» Exercise prompt: Select all lines with the string "ylabel" in them, and copy those lines.

» Information provided:
..............................

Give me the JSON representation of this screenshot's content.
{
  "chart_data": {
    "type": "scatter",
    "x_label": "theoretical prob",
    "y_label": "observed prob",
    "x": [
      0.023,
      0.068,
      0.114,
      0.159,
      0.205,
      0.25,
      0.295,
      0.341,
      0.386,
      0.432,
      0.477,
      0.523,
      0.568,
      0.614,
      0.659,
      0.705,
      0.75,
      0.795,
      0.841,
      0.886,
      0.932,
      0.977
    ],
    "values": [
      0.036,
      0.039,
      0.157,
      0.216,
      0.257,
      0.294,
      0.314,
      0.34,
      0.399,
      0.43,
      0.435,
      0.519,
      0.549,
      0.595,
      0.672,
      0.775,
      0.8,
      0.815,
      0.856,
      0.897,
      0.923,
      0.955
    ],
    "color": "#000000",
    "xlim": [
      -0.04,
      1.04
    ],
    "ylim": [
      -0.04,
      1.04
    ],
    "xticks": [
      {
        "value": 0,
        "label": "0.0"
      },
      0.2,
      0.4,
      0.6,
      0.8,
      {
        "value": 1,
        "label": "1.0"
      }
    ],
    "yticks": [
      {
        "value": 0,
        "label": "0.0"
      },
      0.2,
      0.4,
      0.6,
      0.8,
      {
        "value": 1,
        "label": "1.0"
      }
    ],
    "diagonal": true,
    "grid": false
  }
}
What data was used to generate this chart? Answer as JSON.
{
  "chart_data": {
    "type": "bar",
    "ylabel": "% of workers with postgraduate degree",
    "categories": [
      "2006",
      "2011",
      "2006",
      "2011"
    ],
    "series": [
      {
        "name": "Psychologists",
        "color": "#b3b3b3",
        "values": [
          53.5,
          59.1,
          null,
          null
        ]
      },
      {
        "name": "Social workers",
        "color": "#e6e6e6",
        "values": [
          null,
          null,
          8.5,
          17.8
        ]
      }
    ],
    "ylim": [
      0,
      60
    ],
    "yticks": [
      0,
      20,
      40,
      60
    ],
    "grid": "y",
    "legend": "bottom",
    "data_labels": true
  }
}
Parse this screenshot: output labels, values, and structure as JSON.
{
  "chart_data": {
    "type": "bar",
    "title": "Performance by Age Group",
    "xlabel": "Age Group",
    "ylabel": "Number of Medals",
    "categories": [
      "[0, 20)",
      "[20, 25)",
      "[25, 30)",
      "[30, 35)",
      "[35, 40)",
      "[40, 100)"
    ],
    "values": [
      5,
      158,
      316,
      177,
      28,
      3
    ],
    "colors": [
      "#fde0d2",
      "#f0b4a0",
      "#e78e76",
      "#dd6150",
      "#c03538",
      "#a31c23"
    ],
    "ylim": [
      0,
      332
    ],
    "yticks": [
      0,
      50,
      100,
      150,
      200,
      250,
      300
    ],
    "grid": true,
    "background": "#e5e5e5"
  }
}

..............................

» Written answer:
    "ylabel": "% of workers with postgraduate degree",
    "ylabel": "Number of Medals",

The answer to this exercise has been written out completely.